> Your goal:
What follows is a set of entries. Give them again exactly, without the pictures.

> Extracted records:
--- --- ---
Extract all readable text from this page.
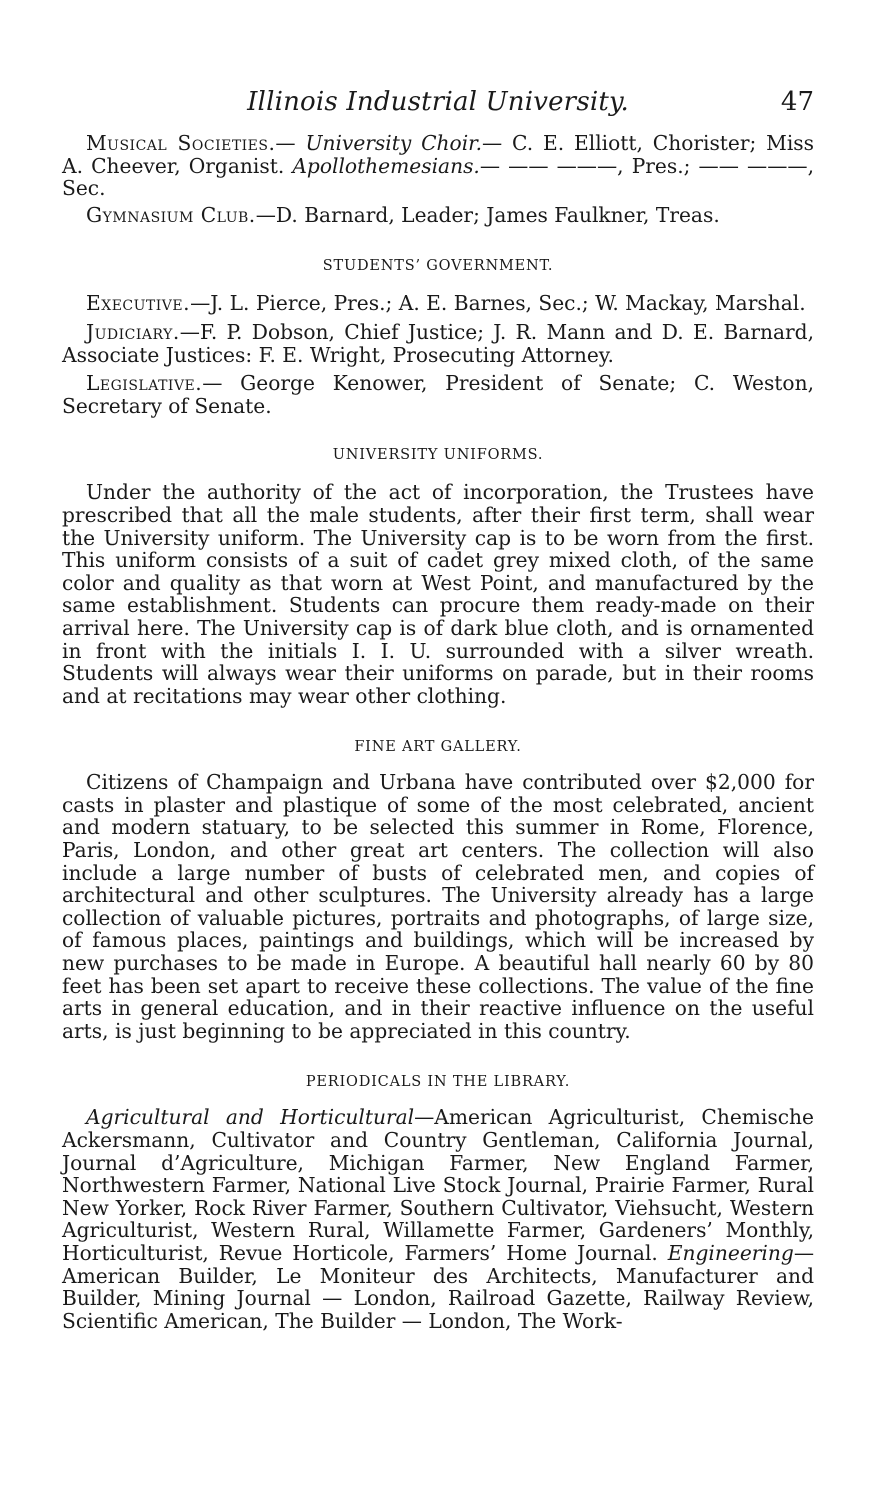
Illinois Industrial University.	47

Musical Societies.— University Choir.— C. E. Elliott, Chorister; Miss A. Cheever, Organist. Apollothemesians.— —— ———, Pres.; —— ———, Sec.

Gymnasium Club.—D. Barnard, Leader; James Faulkner, Treas.

STUDENTS’ GOVERNMENT.

Executive.—J. L. Pierce, Pres.; A. E. Barnes, Sec.; W. Mackay, Marshal.

Judiciary.—F. P. Dobson, Chief Justice; J. R. Mann and D. E. Barnard, Associate Justices: F. E. Wright, Prosecuting Attorney.

Legislative.— George Kenower, President of Senate; C. Weston, Secretary of Senate.

UNIVERSITY UNIFORMS.

Under the authority of the act of incorporation, the Trustees have prescribed that all the male students, after their first term, shall wear the University uniform. The University cap is to be worn from the first. This uniform consists of a suit of cadet grey mixed cloth, of the same color and quality as that worn at West Point, and manufactured by the same establishment. Students can procure them ready-made on their arrival here. The University cap is of dark blue cloth, and is ornamented in front with the initials I. I. U. surrounded with a silver wreath. Students will always wear their uniforms on parade, but in their rooms and at recitations may wear other clothing.

FINE ART GALLERY.

Citizens of Champaign and Urbana have contributed over $2,000 for casts in plaster and plastique of some of the most celebrated, ancient and modern statuary, to be selected this summer in Rome, Florence, Paris, London, and other great art centers. The collection will also include a large number of busts of celebrated men, and copies of architectural and other sculptures. The University already has a large collection of valuable pictures, portraits and photographs, of large size, of famous places, paintings and buildings, which will be increased by new purchases to be made in Europe. A beautiful hall nearly 60 by 80 feet has been set apart to receive these collections. The value of the fine arts in general education, and in their reactive influence on the useful arts, is just beginning to be appreciated in this country.

PERIODICALS IN THE LIBRARY.

Agricultural and Horticultural—American Agriculturist, Chemische Ackersmann, Cultivator and Country Gentleman, California Journal, Journal d’Agriculture, Michigan Farmer, New England Farmer, Northwestern Farmer, National Live Stock Journal, Prairie Farmer, Rural New Yorker, Rock River Farmer, Southern Cultivator, Viehsucht, Western Agriculturist, Western Rural, Willamette Farmer, Gardeners’ Monthly, Horticulturist, Revue Horticole, Farmers’ Home Journal. Engineering—American Builder, Le Moniteur des Architects, Manufacturer and Builder, Mining Journal — London, Railroad Gazette, Railway Review, Scientific American, The Builder — London, The Work-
--- --- ---
> Task output:
Extract all readable text from this page.
Illinois Industrial University.	47

Musical Societies.— University Choir.— C. E. Elliott, Chorister; Miss A. Cheever, Organist. Apollothemesians.— —— ———, Pres.; —— ———, Sec.

Gymnasium Club.—D. Barnard, Leader; James Faulkner, Treas.

STUDENTS’ GOVERNMENT.

Executive.—J. L. Pierce, Pres.; A. E. Barnes, Sec.; W. Mackay, Marshal.

Judiciary.—F. P. Dobson, Chief Justice; J. R. Mann and D. E. Barnard, Associate Justices: F. E. Wright, Prosecuting Attorney.

Legislative.— George Kenower, President of Senate; C. Weston, Secretary of Senate.

UNIVERSITY UNIFORMS.

Under the authority of the act of incorporation, the Trustees have prescribed that all the male students, after their first term, shall wear the University uniform. The University cap is to be worn from the first. This uniform consists of a suit of cadet grey mixed cloth, of the same color and quality as that worn at West Point, and manufactured by the same establishment. Students can procure them ready-made on their arrival here. The University cap is of dark blue cloth, and is ornamented in front with the initials I. I. U. surrounded with a silver wreath. Students will always wear their uniforms on parade, but in their rooms and at recitations may wear other clothing.

FINE ART GALLERY.

Citizens of Champaign and Urbana have contributed over $2,000 for casts in plaster and plastique of some of the most celebrated, ancient and modern statuary, to be selected this summer in Rome, Florence, Paris, London, and other great art centers. The collection will also include a large number of busts of celebrated men, and copies of architectural and other sculptures. The University already has a large collection of valuable pictures, portraits and photographs, of large size, of famous places, paintings and buildings, which will be increased by new purchases to be made in Europe. A beautiful hall nearly 60 by 80 feet has been set apart to receive these collections. The value of the fine arts in general education, and in their reactive influence on the useful arts, is just beginning to be appreciated in this country.

PERIODICALS IN THE LIBRARY.

Agricultural and Horticultural—American Agriculturist, Chemische Ackersmann, Cultivator and Country Gentleman, California Journal, Journal d’Agriculture, Michigan Farmer, New England Farmer, Northwestern Farmer, National Live Stock Journal, Prairie Farmer, Rural New Yorker, Rock River Farmer, Southern Cultivator, Viehsucht, Western Agriculturist, Western Rural, Willamette Farmer, Gardeners’ Monthly, Horticulturist, Revue Horticole, Farmers’ Home Journal. Engineering—American Builder, Le Moniteur des Architects, Manufacturer and Builder, Mining Journal — London, Railroad Gazette, Railway Review, Scientific American, The Builder — London, The Work-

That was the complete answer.